● **WRITTEN INSTRUCTION**: Scan the data below for the string "Kunden". Show every line where it turns up.

● **RECORD LIST**:

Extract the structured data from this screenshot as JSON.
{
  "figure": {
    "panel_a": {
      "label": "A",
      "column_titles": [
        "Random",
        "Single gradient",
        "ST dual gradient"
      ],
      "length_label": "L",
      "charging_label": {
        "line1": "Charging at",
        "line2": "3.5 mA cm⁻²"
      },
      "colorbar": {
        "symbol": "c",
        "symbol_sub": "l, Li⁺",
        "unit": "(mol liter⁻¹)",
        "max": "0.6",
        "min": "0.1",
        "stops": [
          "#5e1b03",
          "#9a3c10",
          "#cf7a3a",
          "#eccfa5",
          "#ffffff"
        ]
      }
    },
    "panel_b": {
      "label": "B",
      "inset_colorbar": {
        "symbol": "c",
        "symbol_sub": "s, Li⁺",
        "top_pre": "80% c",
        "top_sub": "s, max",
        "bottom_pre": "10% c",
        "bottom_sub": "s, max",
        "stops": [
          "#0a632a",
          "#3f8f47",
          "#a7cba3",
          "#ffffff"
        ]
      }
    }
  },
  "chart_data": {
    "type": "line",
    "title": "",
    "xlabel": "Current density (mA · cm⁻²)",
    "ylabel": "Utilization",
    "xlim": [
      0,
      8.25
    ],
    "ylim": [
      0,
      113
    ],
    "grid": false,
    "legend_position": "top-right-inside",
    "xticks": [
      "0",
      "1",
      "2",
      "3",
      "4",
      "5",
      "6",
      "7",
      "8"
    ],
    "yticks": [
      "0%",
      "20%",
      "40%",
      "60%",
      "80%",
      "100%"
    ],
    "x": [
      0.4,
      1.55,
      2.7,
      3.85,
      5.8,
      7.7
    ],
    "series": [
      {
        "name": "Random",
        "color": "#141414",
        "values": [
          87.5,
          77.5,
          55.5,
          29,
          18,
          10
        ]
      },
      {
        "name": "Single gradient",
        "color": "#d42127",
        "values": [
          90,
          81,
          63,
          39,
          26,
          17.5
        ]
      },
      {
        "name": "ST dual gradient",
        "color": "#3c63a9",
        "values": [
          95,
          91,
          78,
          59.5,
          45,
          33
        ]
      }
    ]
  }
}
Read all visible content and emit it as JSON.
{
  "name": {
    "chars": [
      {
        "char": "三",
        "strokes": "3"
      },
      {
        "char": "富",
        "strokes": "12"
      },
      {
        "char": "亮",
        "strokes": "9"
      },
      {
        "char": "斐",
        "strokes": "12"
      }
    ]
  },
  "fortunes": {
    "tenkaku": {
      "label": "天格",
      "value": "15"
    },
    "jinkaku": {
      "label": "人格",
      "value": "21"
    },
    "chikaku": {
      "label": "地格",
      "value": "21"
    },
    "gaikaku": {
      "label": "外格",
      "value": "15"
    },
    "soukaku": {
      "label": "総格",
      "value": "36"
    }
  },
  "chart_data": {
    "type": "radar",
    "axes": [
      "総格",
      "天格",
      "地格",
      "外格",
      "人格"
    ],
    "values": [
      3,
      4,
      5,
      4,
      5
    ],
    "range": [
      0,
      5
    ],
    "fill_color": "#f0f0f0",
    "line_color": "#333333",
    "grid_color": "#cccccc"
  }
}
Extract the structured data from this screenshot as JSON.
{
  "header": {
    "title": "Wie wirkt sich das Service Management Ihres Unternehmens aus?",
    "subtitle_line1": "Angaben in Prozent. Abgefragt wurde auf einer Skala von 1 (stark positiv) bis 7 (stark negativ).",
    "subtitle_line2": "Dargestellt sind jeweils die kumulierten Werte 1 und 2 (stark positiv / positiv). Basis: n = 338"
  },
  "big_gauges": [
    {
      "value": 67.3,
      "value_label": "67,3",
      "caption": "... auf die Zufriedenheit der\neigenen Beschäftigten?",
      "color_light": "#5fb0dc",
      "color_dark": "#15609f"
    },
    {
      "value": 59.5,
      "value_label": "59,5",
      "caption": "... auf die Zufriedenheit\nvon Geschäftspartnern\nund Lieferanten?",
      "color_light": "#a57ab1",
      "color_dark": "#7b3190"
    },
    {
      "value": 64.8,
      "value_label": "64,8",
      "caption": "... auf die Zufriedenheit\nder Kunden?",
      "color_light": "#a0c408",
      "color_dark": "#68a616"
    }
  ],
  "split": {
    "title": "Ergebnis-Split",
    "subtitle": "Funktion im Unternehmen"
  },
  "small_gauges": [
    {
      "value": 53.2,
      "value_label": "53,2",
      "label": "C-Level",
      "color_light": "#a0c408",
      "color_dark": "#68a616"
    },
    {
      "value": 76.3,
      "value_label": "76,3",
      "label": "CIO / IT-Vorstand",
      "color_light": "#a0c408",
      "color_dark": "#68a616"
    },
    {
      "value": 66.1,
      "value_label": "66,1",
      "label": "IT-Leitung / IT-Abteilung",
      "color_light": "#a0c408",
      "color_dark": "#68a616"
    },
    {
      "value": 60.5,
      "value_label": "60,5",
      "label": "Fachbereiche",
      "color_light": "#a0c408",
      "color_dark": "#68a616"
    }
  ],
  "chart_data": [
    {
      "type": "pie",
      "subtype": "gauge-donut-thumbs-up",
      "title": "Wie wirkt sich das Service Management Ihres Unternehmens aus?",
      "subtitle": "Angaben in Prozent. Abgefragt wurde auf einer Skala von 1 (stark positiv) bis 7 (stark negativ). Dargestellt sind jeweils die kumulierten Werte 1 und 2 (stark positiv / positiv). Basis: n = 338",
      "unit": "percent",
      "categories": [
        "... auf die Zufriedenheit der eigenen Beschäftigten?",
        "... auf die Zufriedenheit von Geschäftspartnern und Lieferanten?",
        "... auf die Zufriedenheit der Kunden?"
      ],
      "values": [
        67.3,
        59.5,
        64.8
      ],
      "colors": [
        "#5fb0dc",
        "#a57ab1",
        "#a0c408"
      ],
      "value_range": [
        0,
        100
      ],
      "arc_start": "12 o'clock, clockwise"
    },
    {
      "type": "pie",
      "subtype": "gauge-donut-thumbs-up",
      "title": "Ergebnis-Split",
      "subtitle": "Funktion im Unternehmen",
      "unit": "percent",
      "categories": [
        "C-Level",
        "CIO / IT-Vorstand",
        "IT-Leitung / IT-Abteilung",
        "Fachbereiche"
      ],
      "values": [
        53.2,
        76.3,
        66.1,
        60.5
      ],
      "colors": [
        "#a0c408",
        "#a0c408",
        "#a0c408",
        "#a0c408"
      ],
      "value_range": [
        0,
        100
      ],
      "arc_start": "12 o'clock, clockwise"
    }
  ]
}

● **WRITTEN SOLUTION**:
      "caption": "... auf die Zufriedenheit\nder Kunden?",
        "... auf die Zufriedenheit der Kunden?"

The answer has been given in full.